* [What to work on]: From the entries provided below, copy each line that contains the word "APPCC".

━━━━

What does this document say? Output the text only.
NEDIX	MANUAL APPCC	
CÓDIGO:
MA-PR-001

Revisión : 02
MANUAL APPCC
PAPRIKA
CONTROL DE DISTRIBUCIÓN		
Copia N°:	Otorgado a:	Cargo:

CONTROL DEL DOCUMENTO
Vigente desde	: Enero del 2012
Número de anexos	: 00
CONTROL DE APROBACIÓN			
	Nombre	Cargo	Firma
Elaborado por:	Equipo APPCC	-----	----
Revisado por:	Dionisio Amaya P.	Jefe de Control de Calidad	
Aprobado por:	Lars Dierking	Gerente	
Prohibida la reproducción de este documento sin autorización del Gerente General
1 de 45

━━━━

* [Reply]:
NEDIX	MANUAL APPCC	
MANUAL APPCC
Elaborado por:	Equipo APPCC	-----	----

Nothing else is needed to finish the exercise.